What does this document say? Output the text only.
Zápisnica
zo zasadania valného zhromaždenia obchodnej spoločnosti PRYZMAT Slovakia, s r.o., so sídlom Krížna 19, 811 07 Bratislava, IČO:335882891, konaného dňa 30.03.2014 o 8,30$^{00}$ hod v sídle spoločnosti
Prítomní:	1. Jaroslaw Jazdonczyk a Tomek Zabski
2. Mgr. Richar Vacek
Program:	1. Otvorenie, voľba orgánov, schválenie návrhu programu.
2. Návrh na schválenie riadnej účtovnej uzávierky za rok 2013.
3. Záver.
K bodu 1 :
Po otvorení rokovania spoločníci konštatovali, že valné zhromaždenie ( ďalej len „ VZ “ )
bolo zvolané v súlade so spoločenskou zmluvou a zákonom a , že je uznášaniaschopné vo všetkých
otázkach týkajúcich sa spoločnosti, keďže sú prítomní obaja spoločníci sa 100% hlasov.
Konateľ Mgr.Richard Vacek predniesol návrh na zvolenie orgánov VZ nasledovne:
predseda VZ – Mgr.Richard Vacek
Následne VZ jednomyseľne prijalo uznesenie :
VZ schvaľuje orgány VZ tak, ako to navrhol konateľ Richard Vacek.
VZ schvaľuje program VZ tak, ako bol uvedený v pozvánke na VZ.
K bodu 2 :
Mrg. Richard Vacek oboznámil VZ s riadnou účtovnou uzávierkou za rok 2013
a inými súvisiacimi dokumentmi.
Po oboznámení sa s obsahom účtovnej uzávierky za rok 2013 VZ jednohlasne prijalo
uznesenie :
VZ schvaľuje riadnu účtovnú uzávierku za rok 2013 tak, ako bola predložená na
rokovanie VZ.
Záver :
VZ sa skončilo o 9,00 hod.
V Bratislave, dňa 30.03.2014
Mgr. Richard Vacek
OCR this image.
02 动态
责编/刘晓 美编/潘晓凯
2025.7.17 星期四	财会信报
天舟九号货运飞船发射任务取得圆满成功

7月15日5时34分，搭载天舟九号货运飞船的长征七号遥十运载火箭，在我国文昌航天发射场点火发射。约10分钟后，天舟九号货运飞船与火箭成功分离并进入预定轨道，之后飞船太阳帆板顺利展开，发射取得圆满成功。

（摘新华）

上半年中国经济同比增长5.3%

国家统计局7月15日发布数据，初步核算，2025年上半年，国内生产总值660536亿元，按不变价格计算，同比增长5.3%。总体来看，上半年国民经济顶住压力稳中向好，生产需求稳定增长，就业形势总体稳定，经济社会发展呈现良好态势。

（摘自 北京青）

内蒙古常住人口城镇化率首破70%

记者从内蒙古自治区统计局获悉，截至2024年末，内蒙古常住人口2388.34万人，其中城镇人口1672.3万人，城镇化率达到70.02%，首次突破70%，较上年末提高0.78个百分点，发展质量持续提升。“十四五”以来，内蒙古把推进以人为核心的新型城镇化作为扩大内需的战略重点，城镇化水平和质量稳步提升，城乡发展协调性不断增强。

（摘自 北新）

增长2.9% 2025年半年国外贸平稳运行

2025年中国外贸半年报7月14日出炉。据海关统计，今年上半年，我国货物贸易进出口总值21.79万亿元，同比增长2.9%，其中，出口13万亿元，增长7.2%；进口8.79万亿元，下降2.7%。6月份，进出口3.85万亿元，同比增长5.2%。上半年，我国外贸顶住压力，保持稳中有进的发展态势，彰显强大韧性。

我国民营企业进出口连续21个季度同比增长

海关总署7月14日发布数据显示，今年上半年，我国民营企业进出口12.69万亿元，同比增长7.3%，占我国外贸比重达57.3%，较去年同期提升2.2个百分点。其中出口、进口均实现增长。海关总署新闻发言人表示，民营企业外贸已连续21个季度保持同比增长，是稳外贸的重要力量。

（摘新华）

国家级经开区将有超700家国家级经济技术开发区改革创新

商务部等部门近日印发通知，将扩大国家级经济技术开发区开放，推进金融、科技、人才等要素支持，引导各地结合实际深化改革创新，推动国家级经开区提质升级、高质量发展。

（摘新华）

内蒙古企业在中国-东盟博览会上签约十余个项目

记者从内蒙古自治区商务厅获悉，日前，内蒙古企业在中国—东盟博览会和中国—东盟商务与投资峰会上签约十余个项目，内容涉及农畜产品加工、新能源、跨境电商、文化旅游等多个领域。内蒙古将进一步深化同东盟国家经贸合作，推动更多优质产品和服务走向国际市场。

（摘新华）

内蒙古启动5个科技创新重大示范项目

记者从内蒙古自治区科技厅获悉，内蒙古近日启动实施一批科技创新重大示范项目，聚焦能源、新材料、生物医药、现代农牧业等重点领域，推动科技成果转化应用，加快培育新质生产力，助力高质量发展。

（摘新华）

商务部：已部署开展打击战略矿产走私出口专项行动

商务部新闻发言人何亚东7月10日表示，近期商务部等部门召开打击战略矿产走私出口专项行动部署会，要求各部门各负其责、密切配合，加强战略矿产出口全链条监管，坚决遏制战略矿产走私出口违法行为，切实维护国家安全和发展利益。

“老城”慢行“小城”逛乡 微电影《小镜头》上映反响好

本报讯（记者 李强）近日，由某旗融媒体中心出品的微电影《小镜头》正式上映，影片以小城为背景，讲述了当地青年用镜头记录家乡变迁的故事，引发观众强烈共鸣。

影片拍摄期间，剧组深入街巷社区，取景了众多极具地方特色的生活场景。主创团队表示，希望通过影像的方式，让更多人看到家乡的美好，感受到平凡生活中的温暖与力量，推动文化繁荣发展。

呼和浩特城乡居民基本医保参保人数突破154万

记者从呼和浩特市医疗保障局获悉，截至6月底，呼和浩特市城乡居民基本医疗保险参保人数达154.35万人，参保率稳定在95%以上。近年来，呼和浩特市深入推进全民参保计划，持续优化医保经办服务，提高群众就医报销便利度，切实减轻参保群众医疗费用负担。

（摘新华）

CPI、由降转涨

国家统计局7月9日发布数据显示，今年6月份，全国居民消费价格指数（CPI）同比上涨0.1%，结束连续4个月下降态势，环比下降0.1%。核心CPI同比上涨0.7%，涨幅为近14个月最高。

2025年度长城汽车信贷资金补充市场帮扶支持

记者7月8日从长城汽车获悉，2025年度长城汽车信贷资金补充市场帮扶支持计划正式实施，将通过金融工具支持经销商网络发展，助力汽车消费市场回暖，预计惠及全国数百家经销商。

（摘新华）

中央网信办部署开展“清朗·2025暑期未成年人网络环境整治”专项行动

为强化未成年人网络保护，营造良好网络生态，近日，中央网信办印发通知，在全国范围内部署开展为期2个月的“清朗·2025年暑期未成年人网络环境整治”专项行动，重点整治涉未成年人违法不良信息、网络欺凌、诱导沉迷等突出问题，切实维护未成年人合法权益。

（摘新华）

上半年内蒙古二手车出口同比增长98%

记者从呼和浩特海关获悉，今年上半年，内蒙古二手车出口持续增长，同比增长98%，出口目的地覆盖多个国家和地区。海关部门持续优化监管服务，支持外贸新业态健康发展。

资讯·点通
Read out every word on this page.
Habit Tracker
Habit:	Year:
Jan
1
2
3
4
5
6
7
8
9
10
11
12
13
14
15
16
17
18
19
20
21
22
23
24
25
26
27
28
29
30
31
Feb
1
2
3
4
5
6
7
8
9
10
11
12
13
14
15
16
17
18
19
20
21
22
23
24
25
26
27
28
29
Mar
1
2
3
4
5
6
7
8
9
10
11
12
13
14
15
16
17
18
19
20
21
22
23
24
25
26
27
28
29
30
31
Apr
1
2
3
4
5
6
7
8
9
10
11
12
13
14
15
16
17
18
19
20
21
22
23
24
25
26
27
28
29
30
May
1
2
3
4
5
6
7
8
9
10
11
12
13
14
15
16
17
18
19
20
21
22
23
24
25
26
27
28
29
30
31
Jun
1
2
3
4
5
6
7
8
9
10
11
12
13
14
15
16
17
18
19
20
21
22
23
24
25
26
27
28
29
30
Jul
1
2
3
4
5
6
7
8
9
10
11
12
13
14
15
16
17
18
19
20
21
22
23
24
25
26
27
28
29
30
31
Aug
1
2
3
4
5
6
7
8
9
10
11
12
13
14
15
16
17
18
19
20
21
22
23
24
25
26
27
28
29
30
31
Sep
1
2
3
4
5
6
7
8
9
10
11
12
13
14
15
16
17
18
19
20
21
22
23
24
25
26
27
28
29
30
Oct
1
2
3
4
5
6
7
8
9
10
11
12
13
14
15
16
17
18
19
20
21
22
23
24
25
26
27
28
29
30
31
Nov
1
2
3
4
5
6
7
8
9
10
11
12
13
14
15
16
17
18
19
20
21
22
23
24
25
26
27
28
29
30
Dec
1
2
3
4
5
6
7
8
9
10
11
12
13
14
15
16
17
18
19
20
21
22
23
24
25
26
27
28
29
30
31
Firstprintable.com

___

[Your objective] Exactly and exclusively, repeat the lines from the line that contains "Read out every word on this page." through the end of the records, both ends included.

[Problem solution]
Read out every word on this page.
Habit Tracker
Habit:	Year:
Jan
1
2
3
4
5
6
7
8
9
10
11
12
13
14
15
16
17
18
19
20
21
22
23
24
25
26
27
28
29
30
31
Feb
1
2
3
4
5
6
7
8
9
10
11
12
13
14
15
16
17
18
19
20
21
22
23
24
25
26
27
28
29
Mar
1
2
3
4
5
6
7
8
9
10
11
12
13
14
15
16
17
18
19
20
21
22
23
24
25
26
27
28
29
30
31
Apr
1
2
3
4
5
6
7
8
9
10
11
12
13
14
15
16
17
18
19
20
21
22
23
24
25
26
27
28
29
30
May
1
2
3
4
5
6
7
8
9
10
11
12
13
14
15
16
17
18
19
20
21
22
23
24
25
26
27
28
29
30
31
Jun
1
2
3
4
5
6
7
8
9
10
11
12
13
14
15
16
17
18
19
20
21
22
23
24
25
26
27
28
29
30
Jul
1
2
3
4
5
6
7
8
9
10
11
12
13
14
15
16
17
18
19
20
21
22
23
24
25
26
27
28
29
30
31
Aug
1
2
3
4
5
6
7
8
9
10
11
12
13
14
15
16
17
18
19
20
21
22
23
24
25
26
27
28
29
30
31
Sep
1
2
3
4
5
6
7
8
9
10
11
12
13
14
15
16
17
18
19
20
21
22
23
24
25
26
27
28
29
30
Oct
1
2
3
4
5
6
7
8
9
10
11
12
13
14
15
16
17
18
19
20
21
22
23
24
25
26
27
28
29
30
31
Nov
1
2
3
4
5
6
7
8
9
10
11
12
13
14
15
16
17
18
19
20
21
22
23
24
25
26
27
28
29
30
Dec
1
2
3
4
5
6
7
8
9
10
11
12
13
14
15
16
17
18
19
20
21
22
23
24
25
26
27
28
29
30
31
Firstprintable.com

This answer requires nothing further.